How many lines in these records hold the string "Click"? State only that number.

* Begin Record excerpts *

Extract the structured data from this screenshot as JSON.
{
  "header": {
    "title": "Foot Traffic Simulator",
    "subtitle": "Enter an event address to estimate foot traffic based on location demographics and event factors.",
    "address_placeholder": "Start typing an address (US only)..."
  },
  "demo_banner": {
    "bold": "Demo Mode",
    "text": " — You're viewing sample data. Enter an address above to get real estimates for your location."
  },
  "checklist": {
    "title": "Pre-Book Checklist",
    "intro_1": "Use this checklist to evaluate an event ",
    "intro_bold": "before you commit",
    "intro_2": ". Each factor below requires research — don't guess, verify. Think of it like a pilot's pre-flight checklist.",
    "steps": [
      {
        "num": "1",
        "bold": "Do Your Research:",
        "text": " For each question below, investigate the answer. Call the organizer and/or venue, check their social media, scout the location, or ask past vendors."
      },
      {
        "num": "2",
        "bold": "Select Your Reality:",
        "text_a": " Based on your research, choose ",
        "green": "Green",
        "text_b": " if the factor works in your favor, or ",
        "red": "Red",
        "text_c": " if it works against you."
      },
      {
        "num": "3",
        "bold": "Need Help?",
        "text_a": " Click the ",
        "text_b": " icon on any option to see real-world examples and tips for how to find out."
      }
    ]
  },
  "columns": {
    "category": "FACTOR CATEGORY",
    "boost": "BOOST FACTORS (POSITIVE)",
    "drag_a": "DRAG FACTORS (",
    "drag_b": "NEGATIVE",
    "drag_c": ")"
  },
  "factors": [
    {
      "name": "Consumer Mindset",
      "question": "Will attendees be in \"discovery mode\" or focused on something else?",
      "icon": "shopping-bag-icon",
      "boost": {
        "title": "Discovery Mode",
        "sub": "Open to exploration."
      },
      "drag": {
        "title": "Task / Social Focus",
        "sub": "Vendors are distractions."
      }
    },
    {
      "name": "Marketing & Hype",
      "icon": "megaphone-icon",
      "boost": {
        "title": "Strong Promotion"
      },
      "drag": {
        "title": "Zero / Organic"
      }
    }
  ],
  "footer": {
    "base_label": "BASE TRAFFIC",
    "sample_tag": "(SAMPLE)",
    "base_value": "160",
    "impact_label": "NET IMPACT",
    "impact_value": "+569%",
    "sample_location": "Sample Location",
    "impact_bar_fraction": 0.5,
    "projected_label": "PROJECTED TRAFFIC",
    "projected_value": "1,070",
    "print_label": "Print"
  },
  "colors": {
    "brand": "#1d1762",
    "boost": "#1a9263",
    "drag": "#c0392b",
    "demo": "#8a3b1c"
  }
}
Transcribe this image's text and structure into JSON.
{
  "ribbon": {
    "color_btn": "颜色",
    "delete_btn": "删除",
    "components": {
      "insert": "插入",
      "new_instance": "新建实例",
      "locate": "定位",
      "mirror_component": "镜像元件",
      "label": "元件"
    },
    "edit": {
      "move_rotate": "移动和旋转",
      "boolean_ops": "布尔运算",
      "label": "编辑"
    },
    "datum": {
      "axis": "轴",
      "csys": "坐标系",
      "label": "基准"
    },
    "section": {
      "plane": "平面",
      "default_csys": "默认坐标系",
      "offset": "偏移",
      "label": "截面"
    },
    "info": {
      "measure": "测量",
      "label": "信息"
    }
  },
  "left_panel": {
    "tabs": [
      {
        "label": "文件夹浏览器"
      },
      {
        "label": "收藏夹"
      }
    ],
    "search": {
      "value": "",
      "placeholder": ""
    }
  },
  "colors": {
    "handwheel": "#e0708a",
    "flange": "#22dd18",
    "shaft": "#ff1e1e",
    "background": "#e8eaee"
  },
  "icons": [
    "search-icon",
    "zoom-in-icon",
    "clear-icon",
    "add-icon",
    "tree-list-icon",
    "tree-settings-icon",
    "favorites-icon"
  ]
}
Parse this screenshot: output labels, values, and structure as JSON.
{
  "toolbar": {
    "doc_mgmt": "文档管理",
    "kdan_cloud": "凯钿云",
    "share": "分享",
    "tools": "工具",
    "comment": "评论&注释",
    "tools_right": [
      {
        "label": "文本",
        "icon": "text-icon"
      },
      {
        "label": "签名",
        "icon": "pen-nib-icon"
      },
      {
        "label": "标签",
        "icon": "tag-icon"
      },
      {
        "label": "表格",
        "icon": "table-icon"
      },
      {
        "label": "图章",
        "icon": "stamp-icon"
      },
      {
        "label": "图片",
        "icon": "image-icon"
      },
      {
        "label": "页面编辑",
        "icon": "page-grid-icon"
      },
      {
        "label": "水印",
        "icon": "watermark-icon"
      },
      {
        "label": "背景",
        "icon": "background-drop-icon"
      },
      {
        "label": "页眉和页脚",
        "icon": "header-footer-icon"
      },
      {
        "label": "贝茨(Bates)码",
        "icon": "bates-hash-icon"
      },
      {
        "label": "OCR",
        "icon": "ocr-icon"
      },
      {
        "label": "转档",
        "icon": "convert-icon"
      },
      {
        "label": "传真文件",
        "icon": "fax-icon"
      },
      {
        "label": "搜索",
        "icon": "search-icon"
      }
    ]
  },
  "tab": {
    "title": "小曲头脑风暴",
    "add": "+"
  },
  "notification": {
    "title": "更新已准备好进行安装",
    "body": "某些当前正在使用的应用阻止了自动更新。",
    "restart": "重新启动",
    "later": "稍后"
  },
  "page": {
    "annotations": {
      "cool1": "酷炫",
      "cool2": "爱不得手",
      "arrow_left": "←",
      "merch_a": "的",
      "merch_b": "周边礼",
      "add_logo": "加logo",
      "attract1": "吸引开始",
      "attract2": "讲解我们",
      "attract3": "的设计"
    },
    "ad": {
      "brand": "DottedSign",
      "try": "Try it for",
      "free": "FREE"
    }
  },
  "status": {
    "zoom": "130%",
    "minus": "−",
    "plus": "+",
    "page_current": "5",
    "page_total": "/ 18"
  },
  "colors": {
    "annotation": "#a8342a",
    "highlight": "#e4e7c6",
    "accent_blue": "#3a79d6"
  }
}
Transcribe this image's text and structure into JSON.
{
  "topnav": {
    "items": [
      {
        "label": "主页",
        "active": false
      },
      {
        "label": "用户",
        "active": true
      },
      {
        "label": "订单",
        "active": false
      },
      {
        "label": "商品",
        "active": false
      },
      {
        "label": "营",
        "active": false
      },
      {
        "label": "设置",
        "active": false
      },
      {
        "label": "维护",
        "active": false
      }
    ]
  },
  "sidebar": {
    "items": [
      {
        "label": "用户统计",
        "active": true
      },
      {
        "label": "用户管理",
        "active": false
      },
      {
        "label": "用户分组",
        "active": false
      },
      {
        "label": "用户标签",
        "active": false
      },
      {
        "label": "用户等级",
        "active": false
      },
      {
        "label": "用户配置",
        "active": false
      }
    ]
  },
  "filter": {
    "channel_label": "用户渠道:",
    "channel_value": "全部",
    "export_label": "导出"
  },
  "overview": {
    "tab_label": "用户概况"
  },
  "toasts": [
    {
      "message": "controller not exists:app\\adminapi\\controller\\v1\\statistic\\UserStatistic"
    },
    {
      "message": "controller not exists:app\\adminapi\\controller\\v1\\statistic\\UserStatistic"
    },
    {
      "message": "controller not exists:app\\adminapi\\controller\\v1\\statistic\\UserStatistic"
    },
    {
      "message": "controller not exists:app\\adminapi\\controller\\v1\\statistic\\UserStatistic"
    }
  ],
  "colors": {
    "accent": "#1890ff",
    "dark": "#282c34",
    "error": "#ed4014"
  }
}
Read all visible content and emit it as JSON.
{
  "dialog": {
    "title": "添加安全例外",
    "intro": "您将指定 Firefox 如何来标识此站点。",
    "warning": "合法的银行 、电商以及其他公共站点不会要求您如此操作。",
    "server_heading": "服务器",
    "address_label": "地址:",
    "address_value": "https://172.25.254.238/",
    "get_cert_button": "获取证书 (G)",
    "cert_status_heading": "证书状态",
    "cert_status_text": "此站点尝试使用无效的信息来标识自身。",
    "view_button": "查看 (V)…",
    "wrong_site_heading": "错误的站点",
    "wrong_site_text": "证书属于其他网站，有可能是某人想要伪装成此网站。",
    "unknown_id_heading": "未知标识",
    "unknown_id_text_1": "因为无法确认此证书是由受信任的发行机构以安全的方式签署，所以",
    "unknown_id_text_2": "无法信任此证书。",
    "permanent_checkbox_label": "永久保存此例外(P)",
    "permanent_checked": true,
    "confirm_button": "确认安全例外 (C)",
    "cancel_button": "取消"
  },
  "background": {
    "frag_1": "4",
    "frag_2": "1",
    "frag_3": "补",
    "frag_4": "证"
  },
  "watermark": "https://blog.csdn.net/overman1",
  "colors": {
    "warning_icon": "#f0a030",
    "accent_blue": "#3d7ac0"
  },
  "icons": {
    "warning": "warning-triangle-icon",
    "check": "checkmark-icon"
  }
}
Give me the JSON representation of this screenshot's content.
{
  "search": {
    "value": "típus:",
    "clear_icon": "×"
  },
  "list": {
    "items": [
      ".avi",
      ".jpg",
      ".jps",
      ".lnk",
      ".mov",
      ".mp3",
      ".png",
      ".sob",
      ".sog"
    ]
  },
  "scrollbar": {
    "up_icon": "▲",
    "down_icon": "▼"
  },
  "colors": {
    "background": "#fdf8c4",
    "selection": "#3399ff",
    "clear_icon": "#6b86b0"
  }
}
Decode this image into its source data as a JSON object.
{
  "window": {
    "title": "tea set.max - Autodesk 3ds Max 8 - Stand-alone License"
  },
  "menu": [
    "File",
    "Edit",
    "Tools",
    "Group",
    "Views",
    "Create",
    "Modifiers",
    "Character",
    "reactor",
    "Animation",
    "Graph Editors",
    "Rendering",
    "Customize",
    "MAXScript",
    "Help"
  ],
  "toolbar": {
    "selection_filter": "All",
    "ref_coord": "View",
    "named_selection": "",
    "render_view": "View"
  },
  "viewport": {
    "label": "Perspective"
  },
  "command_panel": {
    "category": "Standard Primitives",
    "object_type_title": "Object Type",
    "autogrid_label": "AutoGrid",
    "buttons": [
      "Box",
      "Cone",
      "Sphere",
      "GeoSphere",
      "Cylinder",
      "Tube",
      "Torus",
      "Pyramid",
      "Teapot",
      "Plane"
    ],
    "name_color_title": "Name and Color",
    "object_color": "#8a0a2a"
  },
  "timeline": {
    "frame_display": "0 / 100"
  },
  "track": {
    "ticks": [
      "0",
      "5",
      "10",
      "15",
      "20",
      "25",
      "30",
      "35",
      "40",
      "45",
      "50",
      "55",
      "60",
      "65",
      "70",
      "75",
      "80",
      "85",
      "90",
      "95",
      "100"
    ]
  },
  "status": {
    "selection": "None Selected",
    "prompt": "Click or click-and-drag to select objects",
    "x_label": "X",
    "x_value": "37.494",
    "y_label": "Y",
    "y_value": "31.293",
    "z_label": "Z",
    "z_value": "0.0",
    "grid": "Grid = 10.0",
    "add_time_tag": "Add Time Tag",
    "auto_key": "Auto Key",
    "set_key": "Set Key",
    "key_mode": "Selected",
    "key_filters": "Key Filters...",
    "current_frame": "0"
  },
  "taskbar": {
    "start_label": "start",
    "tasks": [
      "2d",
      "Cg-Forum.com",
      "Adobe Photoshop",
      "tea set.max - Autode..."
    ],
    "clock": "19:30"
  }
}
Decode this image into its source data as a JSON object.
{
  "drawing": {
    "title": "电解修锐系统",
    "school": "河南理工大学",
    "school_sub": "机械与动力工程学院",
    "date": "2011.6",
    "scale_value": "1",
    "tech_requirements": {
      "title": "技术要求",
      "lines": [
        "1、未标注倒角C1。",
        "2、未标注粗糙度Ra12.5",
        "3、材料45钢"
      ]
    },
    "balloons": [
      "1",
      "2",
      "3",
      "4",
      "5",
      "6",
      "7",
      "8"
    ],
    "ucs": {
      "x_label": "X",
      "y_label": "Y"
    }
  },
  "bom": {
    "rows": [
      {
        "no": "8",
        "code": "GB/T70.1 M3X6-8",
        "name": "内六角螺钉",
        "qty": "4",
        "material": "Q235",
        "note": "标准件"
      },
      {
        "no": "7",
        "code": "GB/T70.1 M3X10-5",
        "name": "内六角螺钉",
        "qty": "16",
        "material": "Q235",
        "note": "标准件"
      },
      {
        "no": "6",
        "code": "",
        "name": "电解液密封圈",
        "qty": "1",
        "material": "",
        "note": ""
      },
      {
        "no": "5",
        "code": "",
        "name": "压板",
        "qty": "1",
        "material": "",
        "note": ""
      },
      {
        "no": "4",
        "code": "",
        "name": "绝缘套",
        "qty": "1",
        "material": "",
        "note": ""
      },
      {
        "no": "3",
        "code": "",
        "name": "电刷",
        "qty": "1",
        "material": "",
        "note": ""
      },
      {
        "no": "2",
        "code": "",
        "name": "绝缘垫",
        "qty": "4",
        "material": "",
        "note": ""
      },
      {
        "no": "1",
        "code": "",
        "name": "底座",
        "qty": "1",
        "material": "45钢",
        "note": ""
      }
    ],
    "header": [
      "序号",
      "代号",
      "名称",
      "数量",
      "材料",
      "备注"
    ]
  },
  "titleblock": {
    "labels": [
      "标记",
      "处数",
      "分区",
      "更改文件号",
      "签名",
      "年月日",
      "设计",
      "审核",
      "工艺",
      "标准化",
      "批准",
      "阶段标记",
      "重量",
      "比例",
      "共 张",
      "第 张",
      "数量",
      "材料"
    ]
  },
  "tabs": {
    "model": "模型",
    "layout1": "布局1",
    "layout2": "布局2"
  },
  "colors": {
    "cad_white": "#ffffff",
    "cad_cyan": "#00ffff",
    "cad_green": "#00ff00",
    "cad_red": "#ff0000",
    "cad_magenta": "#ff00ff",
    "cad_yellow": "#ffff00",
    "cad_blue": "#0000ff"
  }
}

* End Record excerpts *

> Full response
2